** begin **

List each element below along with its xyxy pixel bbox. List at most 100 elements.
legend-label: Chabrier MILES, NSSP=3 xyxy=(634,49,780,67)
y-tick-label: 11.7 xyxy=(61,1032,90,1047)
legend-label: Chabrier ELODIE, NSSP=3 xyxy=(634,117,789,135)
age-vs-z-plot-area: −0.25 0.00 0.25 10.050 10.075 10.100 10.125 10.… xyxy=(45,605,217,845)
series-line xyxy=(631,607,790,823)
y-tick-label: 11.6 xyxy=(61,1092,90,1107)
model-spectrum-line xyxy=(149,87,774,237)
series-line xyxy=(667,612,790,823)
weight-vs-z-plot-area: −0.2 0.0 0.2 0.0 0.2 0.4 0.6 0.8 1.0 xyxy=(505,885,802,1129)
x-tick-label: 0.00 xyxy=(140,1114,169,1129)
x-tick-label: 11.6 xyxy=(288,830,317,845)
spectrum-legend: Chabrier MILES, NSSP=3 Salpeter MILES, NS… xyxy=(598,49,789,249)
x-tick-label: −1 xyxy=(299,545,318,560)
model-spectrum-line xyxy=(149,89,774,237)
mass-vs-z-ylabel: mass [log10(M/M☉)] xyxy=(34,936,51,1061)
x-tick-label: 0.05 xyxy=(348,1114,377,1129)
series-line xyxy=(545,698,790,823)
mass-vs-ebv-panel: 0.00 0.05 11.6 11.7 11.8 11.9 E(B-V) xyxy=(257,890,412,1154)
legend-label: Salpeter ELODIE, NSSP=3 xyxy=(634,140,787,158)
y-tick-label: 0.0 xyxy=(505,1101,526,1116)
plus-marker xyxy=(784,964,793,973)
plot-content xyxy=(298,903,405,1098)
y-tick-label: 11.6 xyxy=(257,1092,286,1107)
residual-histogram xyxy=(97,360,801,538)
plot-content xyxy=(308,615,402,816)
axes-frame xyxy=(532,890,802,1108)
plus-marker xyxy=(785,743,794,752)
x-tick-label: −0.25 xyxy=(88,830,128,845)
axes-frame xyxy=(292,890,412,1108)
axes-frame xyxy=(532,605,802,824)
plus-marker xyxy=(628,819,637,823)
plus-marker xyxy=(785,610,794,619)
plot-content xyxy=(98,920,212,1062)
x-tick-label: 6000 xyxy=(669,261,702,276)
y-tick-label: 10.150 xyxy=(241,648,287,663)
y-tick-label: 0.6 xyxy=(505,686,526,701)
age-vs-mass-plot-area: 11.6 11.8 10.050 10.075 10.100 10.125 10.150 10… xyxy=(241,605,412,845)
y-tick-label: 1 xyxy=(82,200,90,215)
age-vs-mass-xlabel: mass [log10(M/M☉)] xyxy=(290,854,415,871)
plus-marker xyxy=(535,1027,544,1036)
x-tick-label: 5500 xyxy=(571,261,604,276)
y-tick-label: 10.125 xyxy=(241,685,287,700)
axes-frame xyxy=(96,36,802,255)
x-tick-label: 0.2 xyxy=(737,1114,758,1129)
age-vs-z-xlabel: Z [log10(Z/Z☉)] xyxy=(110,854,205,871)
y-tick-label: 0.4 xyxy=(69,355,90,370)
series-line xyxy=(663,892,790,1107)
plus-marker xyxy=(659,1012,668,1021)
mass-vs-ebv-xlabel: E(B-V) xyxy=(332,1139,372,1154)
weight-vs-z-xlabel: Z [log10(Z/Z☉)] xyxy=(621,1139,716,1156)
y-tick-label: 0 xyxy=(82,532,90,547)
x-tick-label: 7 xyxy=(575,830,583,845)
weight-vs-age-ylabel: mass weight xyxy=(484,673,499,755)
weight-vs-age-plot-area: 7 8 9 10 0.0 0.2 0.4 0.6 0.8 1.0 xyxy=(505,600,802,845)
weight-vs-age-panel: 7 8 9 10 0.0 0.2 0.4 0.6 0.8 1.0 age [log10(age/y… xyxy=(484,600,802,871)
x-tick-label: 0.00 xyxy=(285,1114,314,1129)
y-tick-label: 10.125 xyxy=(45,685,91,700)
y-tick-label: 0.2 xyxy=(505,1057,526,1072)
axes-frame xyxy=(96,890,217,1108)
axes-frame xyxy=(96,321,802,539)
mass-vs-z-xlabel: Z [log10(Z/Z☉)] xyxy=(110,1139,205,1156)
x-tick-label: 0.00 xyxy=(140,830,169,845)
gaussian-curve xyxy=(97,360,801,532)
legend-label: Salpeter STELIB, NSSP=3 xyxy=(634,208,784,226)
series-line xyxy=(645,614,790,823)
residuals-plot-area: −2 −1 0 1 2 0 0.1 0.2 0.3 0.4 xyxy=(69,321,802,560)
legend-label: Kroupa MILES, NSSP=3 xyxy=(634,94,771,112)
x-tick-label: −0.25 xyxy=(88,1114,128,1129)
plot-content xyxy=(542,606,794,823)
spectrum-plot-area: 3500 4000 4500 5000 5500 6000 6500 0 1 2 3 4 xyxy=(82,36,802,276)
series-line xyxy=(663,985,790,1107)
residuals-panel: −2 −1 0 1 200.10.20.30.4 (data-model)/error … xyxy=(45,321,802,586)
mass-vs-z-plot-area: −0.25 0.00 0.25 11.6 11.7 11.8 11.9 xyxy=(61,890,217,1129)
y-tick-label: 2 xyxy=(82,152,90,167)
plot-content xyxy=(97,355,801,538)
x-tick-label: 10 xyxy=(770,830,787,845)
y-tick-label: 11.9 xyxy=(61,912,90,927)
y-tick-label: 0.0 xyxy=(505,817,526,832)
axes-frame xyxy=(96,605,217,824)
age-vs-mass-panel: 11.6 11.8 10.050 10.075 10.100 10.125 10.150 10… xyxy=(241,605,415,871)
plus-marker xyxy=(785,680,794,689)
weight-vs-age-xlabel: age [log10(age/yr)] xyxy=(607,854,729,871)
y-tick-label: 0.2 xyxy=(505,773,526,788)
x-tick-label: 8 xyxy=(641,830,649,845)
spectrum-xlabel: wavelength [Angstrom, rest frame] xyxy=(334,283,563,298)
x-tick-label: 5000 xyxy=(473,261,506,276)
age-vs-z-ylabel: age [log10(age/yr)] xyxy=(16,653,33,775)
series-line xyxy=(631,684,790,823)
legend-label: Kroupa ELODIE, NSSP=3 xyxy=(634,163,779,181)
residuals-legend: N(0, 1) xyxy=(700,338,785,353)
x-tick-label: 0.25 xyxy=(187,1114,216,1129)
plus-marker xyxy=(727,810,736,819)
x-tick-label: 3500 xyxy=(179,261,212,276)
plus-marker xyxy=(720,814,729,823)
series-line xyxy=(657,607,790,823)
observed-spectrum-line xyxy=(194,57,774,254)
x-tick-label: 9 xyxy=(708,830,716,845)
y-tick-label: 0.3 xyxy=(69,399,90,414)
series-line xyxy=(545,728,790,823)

** end **

Give all of the rows above as a Markdown table with the columns No. and Entry, where No. is the row's number and Entry is the row's line, leaving out any blank lines.

**EXPECTED OUTPUT**.
| No. | Entry |
|---|---|
| 1 | List each element below along with its xyxy pixel bbox. List at most 100 elements. |
| 2 | legend-label: Chabrier MILES, NSSP=3 xyxy=(634,49,780,67) |
| 3 | y-tick-label: 11.7 xyxy=(61,1032,90,1047) |
| 4 | legend-label: Chabrier ELODIE, NSSP=3 xyxy=(634,117,789,135) |
| 5 | age-vs-z-plot-area: −0.25 0.00 0.25 10.050 10.075 10.100 10.125 10.… xyxy=(45,605,217,845) |
| 6 | series-line xyxy=(631,607,790,823) |
| 7 | y-tick-label: 11.6 xyxy=(61,1092,90,1107) |
| 8 | model-spectrum-line xyxy=(149,87,774,237) |
| 9 | series-line xyxy=(667,612,790,823) |
| 10 | weight-vs-z-plot-area: −0.2 0.0 0.2 0.0 0.2 0.4 0.6 0.8 1.0 xyxy=(505,885,802,1129) |
| 11 | x-tick-label: 0.00 xyxy=(140,1114,169,1129) |
| 12 | x-tick-label: 11.6 xyxy=(288,830,317,845) |
| 13 | spectrum-legend: Chabrier MILES, NSSP=3 Salpeter MILES, NS… xyxy=(598,49,789,249) |
| 14 | x-tick-label: −1 xyxy=(299,545,318,560) |
| 15 | model-spectrum-line xyxy=(149,89,774,237) |
| 16 | mass-vs-z-ylabel: mass [log10(M/M☉)] xyxy=(34,936,51,1061) |
| 17 | x-tick-label: 0.05 xyxy=(348,1114,377,1129) |
| 18 | series-line xyxy=(545,698,790,823) |
| 19 | mass-vs-ebv-panel: 0.00 0.05 11.6 11.7 11.8 11.9 E(B-V) xyxy=(257,890,412,1154) |
| 20 | legend-label: Salpeter ELODIE, NSSP=3 xyxy=(634,140,787,158) |
| 21 | y-tick-label: 0.0 xyxy=(505,1101,526,1116) |
| 22 | plus-marker xyxy=(784,964,793,973) |
| 23 | plot-content xyxy=(298,903,405,1098) |
| 24 | y-tick-label: 11.6 xyxy=(257,1092,286,1107) |
| 25 | residual-histogram xyxy=(97,360,801,538) |
| 26 | plot-content xyxy=(308,615,402,816) |
| 27 | axes-frame xyxy=(532,890,802,1108) |
| 28 | plus-marker xyxy=(785,743,794,752) |
| 29 | x-tick-label: −0.25 xyxy=(88,830,128,845) |
| 30 | axes-frame xyxy=(292,890,412,1108) |
| 31 | axes-frame xyxy=(532,605,802,824) |
| 32 | plus-marker xyxy=(628,819,637,823) |
| 33 | plus-marker xyxy=(785,610,794,619) |
| 34 | plot-content xyxy=(98,920,212,1062) |
| 35 | x-tick-label: 6000 xyxy=(669,261,702,276) |
| 36 | y-tick-label: 10.150 xyxy=(241,648,287,663) |
| 37 | y-tick-label: 0.6 xyxy=(505,686,526,701) |
| 38 | age-vs-mass-plot-area: 11.6 11.8 10.050 10.075 10.100 10.125 10.150 10… xyxy=(241,605,412,845) |
| 39 | y-tick-label: 1 xyxy=(82,200,90,215) |
| 40 | age-vs-mass-xlabel: mass [log10(M/M☉)] xyxy=(290,854,415,871) |
| 41 | plus-marker xyxy=(535,1027,544,1036) |
| 42 | x-tick-label: 5500 xyxy=(571,261,604,276) |
| 43 | y-tick-label: 10.125 xyxy=(241,685,287,700) |
| 44 | axes-frame xyxy=(96,36,802,255) |
| 45 | x-tick-label: 0.2 xyxy=(737,1114,758,1129) |
| 46 | age-vs-z-xlabel: Z [log10(Z/Z☉)] xyxy=(110,854,205,871) |
| 47 | y-tick-label: 0.4 xyxy=(69,355,90,370) |
| 48 | series-line xyxy=(663,892,790,1107) |
| 49 | plus-marker xyxy=(659,1012,668,1021) |
| 50 | mass-vs-ebv-xlabel: E(B-V) xyxy=(332,1139,372,1154) |
| 51 | weight-vs-z-xlabel: Z [log10(Z/Z☉)] xyxy=(621,1139,716,1156) |
| 52 | y-tick-label: 0 xyxy=(82,532,90,547) |
| 53 | x-tick-label: 7 xyxy=(575,830,583,845) |
| 54 | weight-vs-age-ylabel: mass weight xyxy=(484,673,499,755) |
| 55 | weight-vs-age-plot-area: 7 8 9 10 0.0 0.2 0.4 0.6 0.8 1.0 xyxy=(505,600,802,845) |
| 56 | weight-vs-age-panel: 7 8 9 10 0.0 0.2 0.4 0.6 0.8 1.0 age [log10(age/y… xyxy=(484,600,802,871) |
| 57 | x-tick-label: 0.00 xyxy=(285,1114,314,1129) |
| 58 | y-tick-label: 10.125 xyxy=(45,685,91,700) |
| 59 | y-tick-label: 0.2 xyxy=(505,1057,526,1072) |
| 60 | axes-frame xyxy=(96,890,217,1108) |
| 61 | axes-frame xyxy=(96,321,802,539) |
| 62 | mass-vs-z-xlabel: Z [log10(Z/Z☉)] xyxy=(110,1139,205,1156) |
| 63 | x-tick-label: 0.00 xyxy=(140,830,169,845) |
| 64 | gaussian-curve xyxy=(97,360,801,532) |
| 65 | legend-label: Salpeter STELIB, NSSP=3 xyxy=(634,208,784,226) |
| 66 | series-line xyxy=(645,614,790,823) |
| 67 | residuals-plot-area: −2 −1 0 1 2 0 0.1 0.2 0.3 0.4 xyxy=(69,321,802,560) |
| 68 | legend-label: Kroupa MILES, NSSP=3 xyxy=(634,94,771,112) |
| 69 | x-tick-label: −0.25 xyxy=(88,1114,128,1129) |
| 70 | plot-content xyxy=(542,606,794,823) |
| 71 | spectrum-plot-area: 3500 4000 4500 5000 5500 6000 6500 0 1 2 3 4 xyxy=(82,36,802,276) |
| 72 | series-line xyxy=(663,985,790,1107) |
| 73 | residuals-panel: −2 −1 0 1 200.10.20.30.4 (data-model)/error … xyxy=(45,321,802,586) |
| 74 | mass-vs-z-plot-area: −0.25 0.00 0.25 11.6 11.7 11.8 11.9 xyxy=(61,890,217,1129) |
| 75 | y-tick-label: 2 xyxy=(82,152,90,167) |
| 76 | plot-content xyxy=(97,355,801,538) |
| 77 | x-tick-label: 10 xyxy=(770,830,787,845) |
| 78 | y-tick-label: 11.9 xyxy=(61,912,90,927) |
| 79 | y-tick-label: 0.0 xyxy=(505,817,526,832) |
| 80 | axes-frame xyxy=(96,605,217,824) |
| 81 | age-vs-mass-panel: 11.6 11.8 10.050 10.075 10.100 10.125 10.150 10… xyxy=(241,605,415,871) |
| 82 | plus-marker xyxy=(785,680,794,689) |
| 83 | weight-vs-age-xlabel: age [log10(age/yr)] xyxy=(607,854,729,871) |
| 84 | y-tick-label: 0.2 xyxy=(505,773,526,788) |
| 85 | x-tick-label: 8 xyxy=(641,830,649,845) |
| 86 | spectrum-xlabel: wavelength [Angstrom, rest frame] xyxy=(334,283,563,298) |
| 87 | x-tick-label: 5000 xyxy=(473,261,506,276) |
| 88 | age-vs-z-ylabel: age [log10(age/yr)] xyxy=(16,653,33,775) |
| 89 | series-line xyxy=(631,684,790,823) |
| 90 | legend-label: Kroupa ELODIE, NSSP=3 xyxy=(634,163,779,181) |
| 91 | residuals-legend: N(0, 1) xyxy=(700,338,785,353) |
| 92 | x-tick-label: 0.25 xyxy=(187,1114,216,1129) |
| 93 | plus-marker xyxy=(727,810,736,819) |
| 94 | x-tick-label: 3500 xyxy=(179,261,212,276) |
| 95 | plus-marker xyxy=(720,814,729,823) |
| 96 | series-line xyxy=(657,607,790,823) |
| 97 | observed-spectrum-line xyxy=(194,57,774,254) |
| 98 | x-tick-label: 9 xyxy=(708,830,716,845) |
| 99 | y-tick-label: 0.3 xyxy=(69,399,90,414) |
| 100 | series-line xyxy=(545,728,790,823) |